Com base na sua eleição, você diria que o fundamental para as entidades sindicais, independentes de governos, é manter a conexão com a base e a vida real dos trabalhadores?

Sindicato é sindicato, partido é partido, governo é governo. O fundamental é estabelecer um diálogo a partir das necessidades das pessoas, a partir de uma relação de representação e, daí para frente, você consegue ser ouvido, consegue discutir e trazer outras dimensões da política para sua categoria, para a sua base. Isso nada mais é do que você conectar a sua vida, o seu trabalho com o que está acontecendo no mundo. Não tenho dúvida que a nossa eleição é um recado muito expressivo contra o pragmatismo. Fomos procurados para fazer composição, fomos procurados para estar junto, para fazer aquele grande acordão do nosso campo, mas recusamos. Mesmo com todas as pressões, mantivemos a linha da coerência e a linha política que vínhamos construindo junto à nossa base. Essa coerência foi reconhecida e, hoje, estamos num processo de muita esperança na categoria. Nossa gestão está animada e preparada para poder atender às expectativas e tocar o Sindicato, as necessárias e fundamentais lutas junto com os seus trabalhadores.

Em algum momento pensaram em recuar, desistir da eleição? Não tiveram receio da derrota para a máquina sindical?

Enfrentamos uma série de percalços, sabíamos que a correlação de forças era muito desfavorável. A linha que adotamos vai contra, em certa medida, ao senso comum da política que é: eu tenho uma base de apoio e se eu venço as eleições vou começar a fazer sinais lá para o outro lado. Fizemos o contrário disto. Tínhamos muita certeza e convicção que valia a pena romper com isso, correr o risco, manter a coerência, a construção pela base e a defesa incondicional dos direitos dos trabalhadores, sem concessão. Foi fundamental enfrentar o discurso da extrema-direita, porque a nossa base se sentiu encorajada, prestigiada, viu que, se tinha quem enfrentava, poderia colar naquele enfrentamento. Durante todo o processo na Univisa, nos dedicamos a fortalecer a base e, nas eleições, trazê-la para o processo eleitoral. O resultado foi um crescimento muito grande do nosso movimento, de forma legítima. O processo começou na Anvisa, depois criamos o coletivo sindical para mobilizar outras agências e isso foi se espalhando, a esperança foi se expandindo e culminou na vitória da Chapa 2.

☆ ☆ ☆ ☆ ☆

_Tarefas a fazer_.
**a.** Na entrevista sobre a eleição sindical, em qual agência começou o processo que terminou na vitória da Chapa 2?
**b.** Prossiga com a entrevista sobre a eleição sindical a partir do ponto em que ela termina.
As linhas não entram em nada disto.

_Dados guardados_.
☆ ☆ ☆ ☆ ☆

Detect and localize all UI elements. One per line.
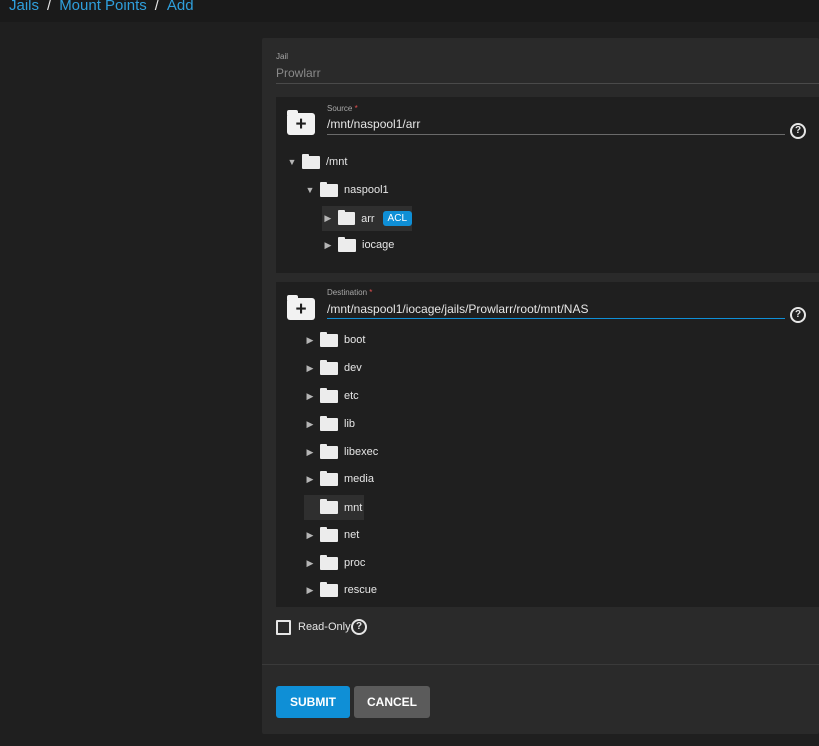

☆ ☆ ☆ ☆ ☆

_Resultados em ordem_.
**a.** Na Anvisa.

**b.**
Quais são os principais desafios da nova gestão?

Em termos de pauta sindical, sobretudo no que diz respeito às nossas carreiras, esperamos avançar para que companheiros que foram absorvidos de diversos departamentos na criação das agências, no final dos anos 90, início dos anos 2000, sejam incorporados na Lei das Carreiras, sancionada em 2004. Eles ficaram de fora da lei e essa diferenciação de servidores é uma distorção histórica, uma injustiça, precisa ser corrigida, inclusive para resolver um problema sindical da categoria, que é extremamente rachada por essa divisão. Outra coisa tem a ver como o nosso patamar remuneratório, os salários das agências precisam ser equiparados ao patamar das carreiras do ciclo de gestão. Precisamos avançar também no fortalecimento das agências. Elas são capacidades estatais para garantir direitos, acesso e serviços à população e devem estar na agenda de desenvolvimento do Brasil do século 21. Uma vez fortalecidas, precisam se conectar com os anseios, os desejos e as demandas do povo brasileiro para que tenhamos um novo tipo de desenvolvimento, que beneficie o mercado interno, que garanta soberania e que o País não fique refém apenas do capital externo.

O que a nova direção pretende fazer para ampliar o número de filiados ao Sindicato? São 10 mil trabalhadores ligados às 11 agências de regulação e apenas 2 mil filiados.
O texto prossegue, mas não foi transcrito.